- [Instrucciones]
Reproduce el fragmento del texto sobre el periodismo y las redes sociales que empieza en las palabras que contienen "Hemos llegado a" y termina después de "mismo corral digital.", pero cambia "ministros" por "senadores".

Luego, con el nacimiento del correo electrónico, se acortaron las distancias. La gente comenzó a contarles sus problemas a los periodistas, a hacer peticiones de intermediación con funcionarios y entidades estatales, a denunciar hechos de corrupción o a opinar, y todo con más facilidad. Aun así, muchos correos no llegaban a la persona correcta o, como sigue sucediendo, no encontraban respuesta de parte de los destinatarios.

En época de redes sociales (especialmente Twitter, en Colombia), las cosas se hicieron más expeditas, gracias a varios factores, entre ellos la adicción que generan estos sistemas en los periodistas (consultando o escribiendo varias veces al día) o el hecho de que se tiende a contestar, pues el texto del remitente ha dejado de ser algo privado y pueden verlo miles de personas. Y presionan por una contestación.

Hemos llegado a un estadio que debería ser muy positivo, esto es, que cualquier ciudadano puede contactar a la mayoría de los periodistas, pero, también, a las personas que tienen que ver con sus necesidades. A través de las redes, es sencillo conectarse con ministros, alcaldes, comandantes de Policía y Ejército, gobernadores, directores de entidades, líderes sociales, organizaciones no gubernamentales, empresarios o funcionarios oficiales.

Nunca se había dado tal posibilidad, desde que hace más de 5.000 años una revolución agraria empoderara a los sumerios. Un hito para las comunicaciones, más poderoso que el telégrafo, la radio, la interconexión satelital, la televisión, el fax y los teléfonos: comunicarse con quien uno quiera y expresarse de manera pública frente a una inmensa parte de la sociedad. Las redes encogieron al mundo y metieron a la humanidad en el mismo corral digital.

- [Registros del conjunto]

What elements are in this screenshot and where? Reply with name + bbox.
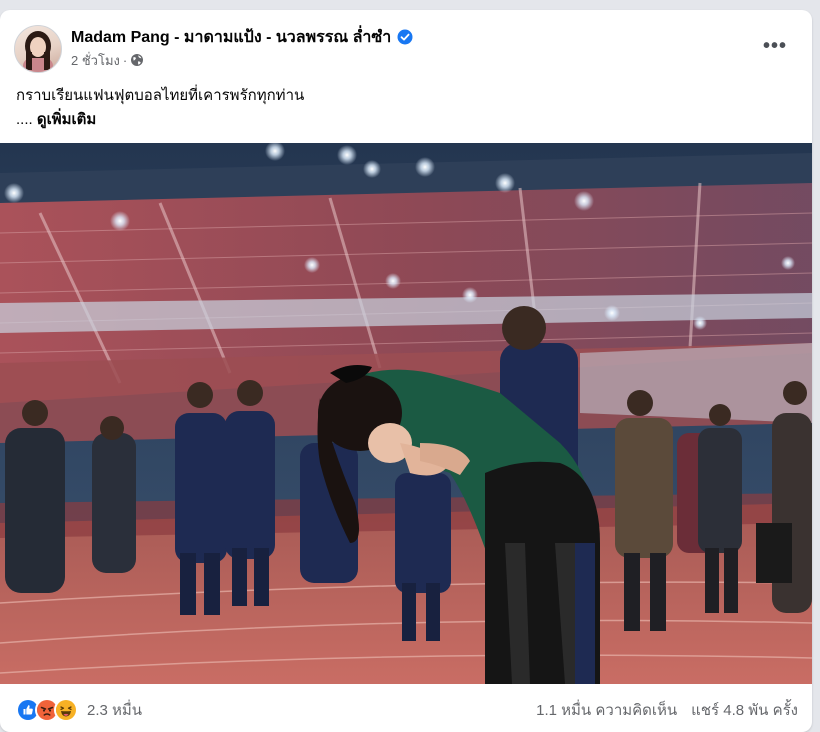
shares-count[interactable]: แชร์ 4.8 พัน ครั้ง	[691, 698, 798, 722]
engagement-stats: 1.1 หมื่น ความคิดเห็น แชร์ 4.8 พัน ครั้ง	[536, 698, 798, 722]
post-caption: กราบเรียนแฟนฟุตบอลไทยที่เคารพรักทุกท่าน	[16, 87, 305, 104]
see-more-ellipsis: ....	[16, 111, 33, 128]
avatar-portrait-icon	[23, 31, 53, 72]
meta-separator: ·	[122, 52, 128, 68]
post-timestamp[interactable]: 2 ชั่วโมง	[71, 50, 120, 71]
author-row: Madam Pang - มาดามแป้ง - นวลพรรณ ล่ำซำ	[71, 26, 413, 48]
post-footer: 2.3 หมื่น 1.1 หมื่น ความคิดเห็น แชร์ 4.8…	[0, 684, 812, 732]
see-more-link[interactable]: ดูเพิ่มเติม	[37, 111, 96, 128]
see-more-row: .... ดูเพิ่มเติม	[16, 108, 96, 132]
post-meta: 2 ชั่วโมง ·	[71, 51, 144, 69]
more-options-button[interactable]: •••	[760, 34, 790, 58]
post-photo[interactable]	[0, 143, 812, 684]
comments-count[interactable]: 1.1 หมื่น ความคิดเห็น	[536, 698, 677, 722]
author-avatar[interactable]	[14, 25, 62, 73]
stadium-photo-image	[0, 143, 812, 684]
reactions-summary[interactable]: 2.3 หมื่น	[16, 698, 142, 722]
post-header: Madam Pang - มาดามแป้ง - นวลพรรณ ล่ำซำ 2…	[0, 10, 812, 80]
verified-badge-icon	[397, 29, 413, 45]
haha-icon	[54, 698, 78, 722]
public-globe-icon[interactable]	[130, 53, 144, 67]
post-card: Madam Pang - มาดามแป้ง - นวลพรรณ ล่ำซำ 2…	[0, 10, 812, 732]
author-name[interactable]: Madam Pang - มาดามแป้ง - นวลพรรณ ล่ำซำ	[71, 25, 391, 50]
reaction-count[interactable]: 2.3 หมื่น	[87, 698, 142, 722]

* * *

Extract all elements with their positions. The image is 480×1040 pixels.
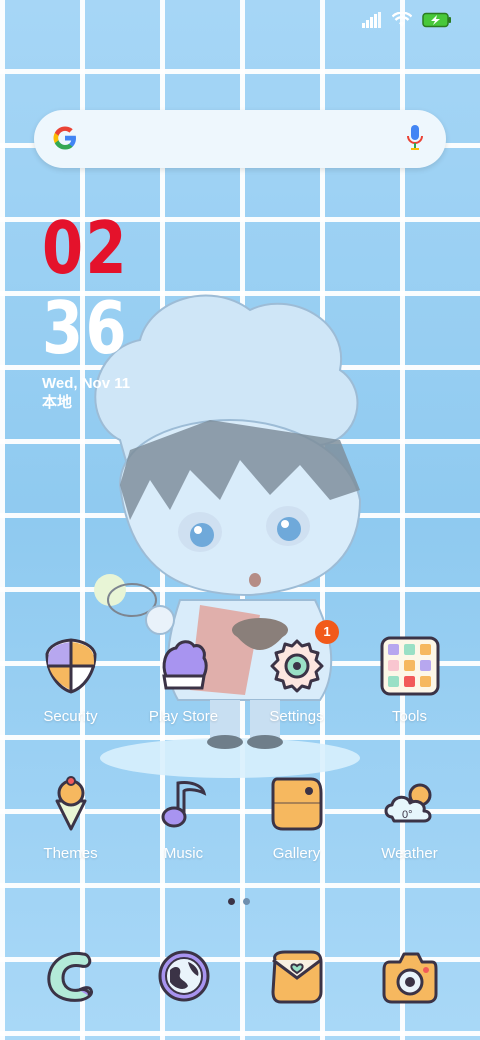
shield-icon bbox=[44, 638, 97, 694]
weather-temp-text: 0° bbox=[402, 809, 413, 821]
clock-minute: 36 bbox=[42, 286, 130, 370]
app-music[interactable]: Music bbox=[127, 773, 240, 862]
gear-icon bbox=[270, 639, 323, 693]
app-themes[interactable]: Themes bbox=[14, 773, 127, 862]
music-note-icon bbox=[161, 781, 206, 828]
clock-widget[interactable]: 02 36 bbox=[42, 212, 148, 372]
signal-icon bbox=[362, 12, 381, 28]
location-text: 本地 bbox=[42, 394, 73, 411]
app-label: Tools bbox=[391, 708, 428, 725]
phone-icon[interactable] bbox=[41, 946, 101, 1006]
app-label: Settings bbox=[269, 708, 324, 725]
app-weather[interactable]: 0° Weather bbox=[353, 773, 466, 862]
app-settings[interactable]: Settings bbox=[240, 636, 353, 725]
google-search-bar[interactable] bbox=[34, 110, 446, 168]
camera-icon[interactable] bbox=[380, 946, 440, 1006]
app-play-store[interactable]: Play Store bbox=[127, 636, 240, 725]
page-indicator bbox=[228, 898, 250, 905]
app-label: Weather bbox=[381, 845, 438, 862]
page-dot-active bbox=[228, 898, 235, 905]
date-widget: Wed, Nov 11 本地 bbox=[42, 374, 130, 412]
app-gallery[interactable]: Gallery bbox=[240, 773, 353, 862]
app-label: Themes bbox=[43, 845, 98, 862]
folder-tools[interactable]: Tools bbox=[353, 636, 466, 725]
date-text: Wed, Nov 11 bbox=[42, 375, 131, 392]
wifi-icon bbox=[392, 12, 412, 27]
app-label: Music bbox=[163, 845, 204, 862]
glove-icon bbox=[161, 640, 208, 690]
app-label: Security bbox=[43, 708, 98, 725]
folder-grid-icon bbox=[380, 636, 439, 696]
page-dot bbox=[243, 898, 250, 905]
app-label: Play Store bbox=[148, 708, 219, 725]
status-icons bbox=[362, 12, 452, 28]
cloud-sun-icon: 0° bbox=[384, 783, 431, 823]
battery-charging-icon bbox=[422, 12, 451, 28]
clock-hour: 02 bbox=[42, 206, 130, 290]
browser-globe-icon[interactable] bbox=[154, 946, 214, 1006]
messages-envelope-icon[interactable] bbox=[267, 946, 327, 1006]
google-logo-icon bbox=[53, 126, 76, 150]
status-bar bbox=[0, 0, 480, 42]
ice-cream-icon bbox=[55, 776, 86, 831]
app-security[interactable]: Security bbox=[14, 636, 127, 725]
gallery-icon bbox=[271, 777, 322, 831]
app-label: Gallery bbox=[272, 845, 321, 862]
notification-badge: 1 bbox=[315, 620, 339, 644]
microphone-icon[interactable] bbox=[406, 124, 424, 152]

- [El resultado]
Hemos llegado a un estadio que debería ser muy positivo, esto es, que cualquier ciudadano puede contactar a la mayoría de los periodistas, pero, también, a las personas que tienen que ver con sus necesidades. A través de las redes, es sencillo conectarse con senadores, alcaldes, comandantes de Policía y Ejército, gobernadores, directores de entidades, líderes sociales, organizaciones no gubernamentales, empresarios o funcionarios oficiales.

Nunca se había dado tal posibilidad, desde que hace más de 5.000 años una revolución agraria empoderara a los sumerios. Un hito para las comunicaciones, más poderoso que el telégrafo, la radio, la interconexión satelital, la televisión, el fax y los teléfonos: comunicarse con quien uno quiera y expresarse de manera pública frente a una inmensa parte de la sociedad. Las redes encogieron al mundo y metieron a la humanidad en el mismo corral digital.